## [Listings of boxed layout items]
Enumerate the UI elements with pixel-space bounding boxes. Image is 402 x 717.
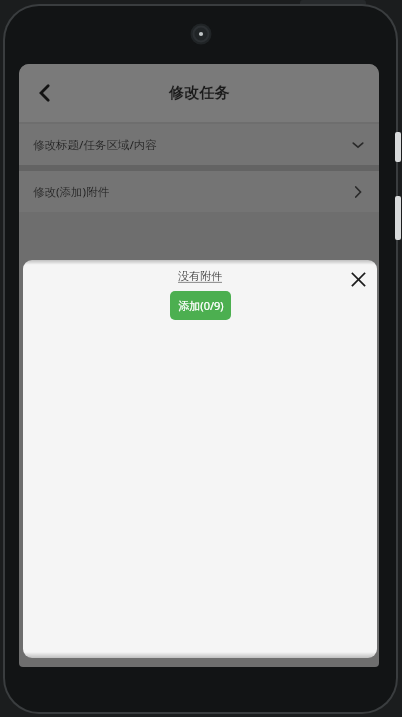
button[interactable]: 修改(添加)附件 <box>19 171 379 212</box>
button[interactable]: 添加(0/9) <box>170 291 231 320</box>
staticText: 修改标题/任务区域/内容 <box>33 137 157 153</box>
staticText: 修改(添加)附件 <box>33 184 110 200</box>
button[interactable]: 关闭 <box>341 262 375 296</box>
button[interactable]: 修改标题/任务区域/内容 <box>19 124 379 165</box>
staticText: 修改任务 <box>169 84 229 103</box>
staticText: 添加(0/9) <box>178 298 224 313</box>
staticText: 没有附件 <box>178 269 222 283</box>
button[interactable]: 返回 <box>23 71 67 115</box>
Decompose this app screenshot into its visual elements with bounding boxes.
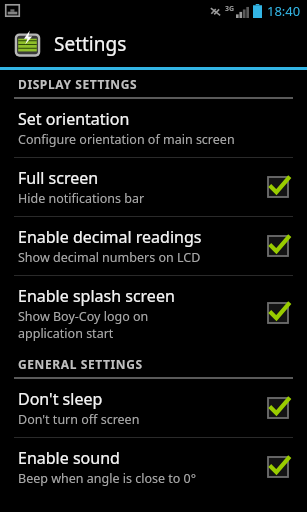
button[interactable]: Toggle setting [263,393,293,423]
staticText: Hide notifications bar [18,190,145,207]
staticText: DISPLAY SETTINGS [18,76,138,92]
button[interactable]: Toggle setting [263,298,293,328]
button[interactable]: Enable splash screen [0,276,307,350]
staticText: Don't turn off screen [18,411,140,428]
staticText: Set orientation [18,108,130,130]
button[interactable]: Don't sleep [0,379,307,437]
staticText: GENERAL SETTINGS [18,356,143,372]
button[interactable]: Enable sound [0,438,307,496]
staticText: 3G [225,4,235,14]
staticText: Don't sleep [18,388,103,410]
staticText: Show Boy-Coy logo on application start [18,308,149,341]
staticText: 18:40 [267,2,301,20]
staticText: Full screen [18,167,99,189]
staticText: Enable splash screen [18,285,175,307]
button[interactable]: Full screen [0,158,307,216]
staticText: Show decimal numbers on LCD [18,249,201,266]
button[interactable]: Toggle setting [263,452,293,482]
button[interactable]: Settings [0,21,307,67]
button[interactable]: Enable decimal readings [0,217,307,275]
staticText: Configure orientation of main screen [18,131,235,148]
button[interactable]: Toggle setting [263,231,293,261]
staticText: Enable decimal readings [18,226,202,248]
button[interactable]: Toggle setting [263,172,293,202]
staticText: Settings [54,31,127,57]
button[interactable]: Set orientation [0,99,307,157]
staticText: Enable sound [18,447,120,469]
staticText: Beep when angle is close to 0° [18,470,197,487]
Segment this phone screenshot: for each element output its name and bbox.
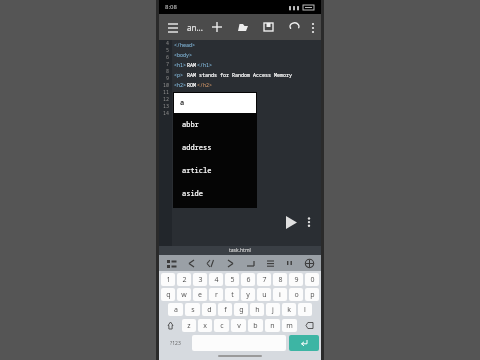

## [Challenge]
Swap "Toggle setting" for "Switch setting" everywhere it appears in the data, and reproduce the data otherwise unchanged, leaving out the pictures.

## [Response to this exercise]
Enumerate the UI elements with pixel-space bounding boxes. Image is 402 x 717.
button[interactable]: 修改(添加)附件 <box>19 171 379 212</box>
button[interactable]: 添加(0/9) <box>170 291 231 320</box>
staticText: 修改标题/任务区域/内容 <box>33 137 157 153</box>
staticText: 修改(添加)附件 <box>33 184 110 200</box>
button[interactable]: 关闭 <box>341 262 375 296</box>
button[interactable]: 修改标题/任务区域/内容 <box>19 124 379 165</box>
staticText: 修改任务 <box>169 84 229 103</box>
staticText: 添加(0/9) <box>178 298 224 313</box>
staticText: 没有附件 <box>178 269 222 283</box>
button[interactable]: 返回 <box>23 71 67 115</box>
Decompose this app screenshot into its visual elements with bounding boxes.
button[interactable]: Switch setting [263,393,293,423]
staticText: Hide notifications bar [18,190,145,207]
staticText: DISPLAY SETTINGS [18,76,138,92]
button[interactable]: Switch setting [263,298,293,328]
button[interactable]: Enable splash screen [0,276,307,350]
staticText: Don't turn off screen [18,411,140,428]
staticText: Set orientation [18,108,130,130]
button[interactable]: Don't sleep [0,379,307,437]
staticText: GENERAL SETTINGS [18,356,143,372]
button[interactable]: Enable sound [0,438,307,496]
staticText: 3G [225,4,235,14]
staticText: Don't sleep [18,388,103,410]
staticText: Show Boy-Coy logo on application start [18,308,149,341]
staticText: 18:40 [267,2,301,20]
staticText: Full screen [18,167,99,189]
staticText: Enable splash screen [18,285,175,307]
button[interactable]: Full screen [0,158,307,216]
staticText: Show decimal numbers on LCD [18,249,201,266]
button[interactable]: Switch setting [263,452,293,482]
button[interactable]: Settings [0,21,307,67]
button[interactable]: Enable decimal readings [0,217,307,275]
staticText: Configure orientation of main screen [18,131,235,148]
button[interactable]: Switch setting [263,231,293,261]
staticText: Enable decimal readings [18,226,202,248]
button[interactable]: Switch setting [263,172,293,202]
staticText: Settings [54,31,127,57]
button[interactable]: Set orientation [0,99,307,157]
staticText: Enable sound [18,447,120,469]
staticText: Beep when angle is close to 0° [18,470,197,487]
Segment this phone screenshot: for each element output its name and bbox.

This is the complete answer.